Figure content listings
**********

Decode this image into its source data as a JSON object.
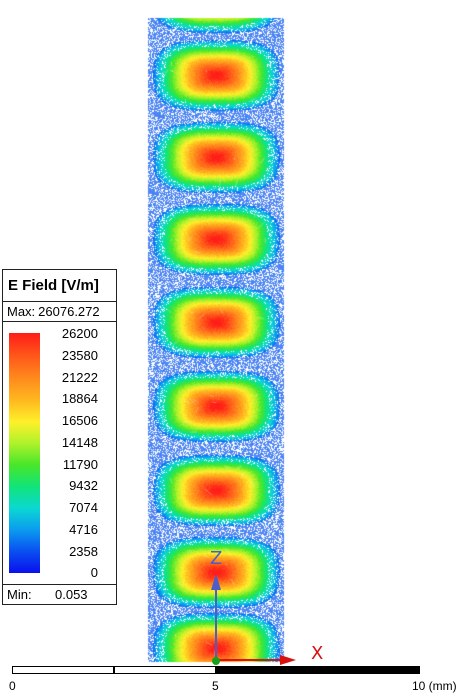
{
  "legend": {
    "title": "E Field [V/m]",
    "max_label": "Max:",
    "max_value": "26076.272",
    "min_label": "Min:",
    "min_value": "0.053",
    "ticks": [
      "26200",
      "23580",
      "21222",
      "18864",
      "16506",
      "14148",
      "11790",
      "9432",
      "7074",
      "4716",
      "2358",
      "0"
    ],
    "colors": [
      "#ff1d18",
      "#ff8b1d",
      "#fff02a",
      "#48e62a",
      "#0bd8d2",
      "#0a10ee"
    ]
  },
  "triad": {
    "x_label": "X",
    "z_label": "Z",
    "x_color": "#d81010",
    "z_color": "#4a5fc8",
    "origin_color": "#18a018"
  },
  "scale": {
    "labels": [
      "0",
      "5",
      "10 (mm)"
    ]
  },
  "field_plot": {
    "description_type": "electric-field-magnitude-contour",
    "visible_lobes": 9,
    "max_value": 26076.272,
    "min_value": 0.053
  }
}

**********

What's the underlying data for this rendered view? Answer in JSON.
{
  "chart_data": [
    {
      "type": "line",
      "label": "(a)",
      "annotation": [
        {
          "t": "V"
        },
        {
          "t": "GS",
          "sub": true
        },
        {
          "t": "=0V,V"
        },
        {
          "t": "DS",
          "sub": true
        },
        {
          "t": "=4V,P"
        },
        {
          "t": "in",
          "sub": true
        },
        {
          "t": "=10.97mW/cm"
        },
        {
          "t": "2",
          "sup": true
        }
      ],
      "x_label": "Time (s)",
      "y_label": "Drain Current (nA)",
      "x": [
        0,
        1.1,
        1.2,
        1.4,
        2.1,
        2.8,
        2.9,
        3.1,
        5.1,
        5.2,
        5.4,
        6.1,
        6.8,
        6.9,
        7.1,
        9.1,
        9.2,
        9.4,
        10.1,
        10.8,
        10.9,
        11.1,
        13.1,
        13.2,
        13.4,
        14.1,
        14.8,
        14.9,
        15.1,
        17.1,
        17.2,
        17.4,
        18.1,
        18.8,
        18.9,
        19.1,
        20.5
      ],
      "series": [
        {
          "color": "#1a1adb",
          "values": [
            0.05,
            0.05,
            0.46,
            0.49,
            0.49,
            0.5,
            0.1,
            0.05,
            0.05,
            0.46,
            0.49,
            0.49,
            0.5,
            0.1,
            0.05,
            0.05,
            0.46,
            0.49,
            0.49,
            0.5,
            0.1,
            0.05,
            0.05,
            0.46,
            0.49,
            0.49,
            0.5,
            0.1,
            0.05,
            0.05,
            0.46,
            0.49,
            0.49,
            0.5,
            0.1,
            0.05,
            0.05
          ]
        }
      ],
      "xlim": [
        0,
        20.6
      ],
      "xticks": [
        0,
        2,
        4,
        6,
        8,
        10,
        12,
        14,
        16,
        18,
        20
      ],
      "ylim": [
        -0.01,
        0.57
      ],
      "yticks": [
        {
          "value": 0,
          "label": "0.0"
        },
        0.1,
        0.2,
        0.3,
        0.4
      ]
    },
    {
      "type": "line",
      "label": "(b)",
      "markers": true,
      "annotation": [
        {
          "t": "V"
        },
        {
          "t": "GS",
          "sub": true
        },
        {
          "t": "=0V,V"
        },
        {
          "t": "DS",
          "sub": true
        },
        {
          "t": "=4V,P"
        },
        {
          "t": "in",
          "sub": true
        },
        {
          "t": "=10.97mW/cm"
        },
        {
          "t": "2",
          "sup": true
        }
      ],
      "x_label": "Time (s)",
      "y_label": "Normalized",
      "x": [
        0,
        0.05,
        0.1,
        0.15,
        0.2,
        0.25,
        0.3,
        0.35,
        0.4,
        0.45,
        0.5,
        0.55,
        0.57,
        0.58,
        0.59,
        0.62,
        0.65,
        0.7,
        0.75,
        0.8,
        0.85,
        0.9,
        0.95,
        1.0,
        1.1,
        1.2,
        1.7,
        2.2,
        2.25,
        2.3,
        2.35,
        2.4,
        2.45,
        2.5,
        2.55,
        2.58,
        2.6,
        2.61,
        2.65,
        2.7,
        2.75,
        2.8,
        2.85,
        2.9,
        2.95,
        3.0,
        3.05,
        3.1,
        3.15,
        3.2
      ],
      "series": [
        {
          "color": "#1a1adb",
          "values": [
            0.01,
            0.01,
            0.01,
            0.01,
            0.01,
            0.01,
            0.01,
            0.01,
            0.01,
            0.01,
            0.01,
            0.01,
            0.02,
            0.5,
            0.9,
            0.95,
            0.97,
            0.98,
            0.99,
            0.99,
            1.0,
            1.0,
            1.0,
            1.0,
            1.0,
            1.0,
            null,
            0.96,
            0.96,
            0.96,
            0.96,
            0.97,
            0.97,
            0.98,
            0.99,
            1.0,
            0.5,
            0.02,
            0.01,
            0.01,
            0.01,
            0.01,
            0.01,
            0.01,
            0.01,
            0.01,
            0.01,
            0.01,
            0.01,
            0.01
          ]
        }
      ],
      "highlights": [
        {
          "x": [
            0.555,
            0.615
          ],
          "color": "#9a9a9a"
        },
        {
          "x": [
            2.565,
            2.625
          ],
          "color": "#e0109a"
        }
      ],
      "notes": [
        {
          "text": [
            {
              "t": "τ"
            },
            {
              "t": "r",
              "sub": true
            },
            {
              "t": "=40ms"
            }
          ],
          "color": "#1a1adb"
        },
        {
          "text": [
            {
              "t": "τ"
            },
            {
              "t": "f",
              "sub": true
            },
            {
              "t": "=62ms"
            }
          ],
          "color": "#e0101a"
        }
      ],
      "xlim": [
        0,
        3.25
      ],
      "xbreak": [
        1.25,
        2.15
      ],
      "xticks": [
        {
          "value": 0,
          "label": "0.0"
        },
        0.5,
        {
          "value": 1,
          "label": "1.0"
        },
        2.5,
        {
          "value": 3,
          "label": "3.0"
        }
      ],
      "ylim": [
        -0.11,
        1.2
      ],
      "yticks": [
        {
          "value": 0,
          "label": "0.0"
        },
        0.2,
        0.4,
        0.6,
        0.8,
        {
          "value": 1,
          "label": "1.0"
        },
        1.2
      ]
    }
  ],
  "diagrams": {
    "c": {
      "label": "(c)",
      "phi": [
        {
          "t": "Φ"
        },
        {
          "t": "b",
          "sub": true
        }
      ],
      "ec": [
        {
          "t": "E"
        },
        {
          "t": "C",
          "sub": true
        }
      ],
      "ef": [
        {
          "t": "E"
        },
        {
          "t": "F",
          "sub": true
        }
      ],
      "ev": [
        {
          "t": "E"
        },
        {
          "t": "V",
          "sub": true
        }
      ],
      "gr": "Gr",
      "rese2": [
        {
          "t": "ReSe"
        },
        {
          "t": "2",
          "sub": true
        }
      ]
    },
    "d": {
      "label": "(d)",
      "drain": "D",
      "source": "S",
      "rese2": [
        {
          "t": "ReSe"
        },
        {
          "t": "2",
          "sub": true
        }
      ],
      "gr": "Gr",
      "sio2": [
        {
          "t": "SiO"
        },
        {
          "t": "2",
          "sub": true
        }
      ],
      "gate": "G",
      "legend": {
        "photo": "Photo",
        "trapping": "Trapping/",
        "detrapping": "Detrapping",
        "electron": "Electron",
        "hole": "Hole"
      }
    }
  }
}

**********

Tally the lines of the records holding the word "source", then state only the tally.

## ANSWER IN FULL
2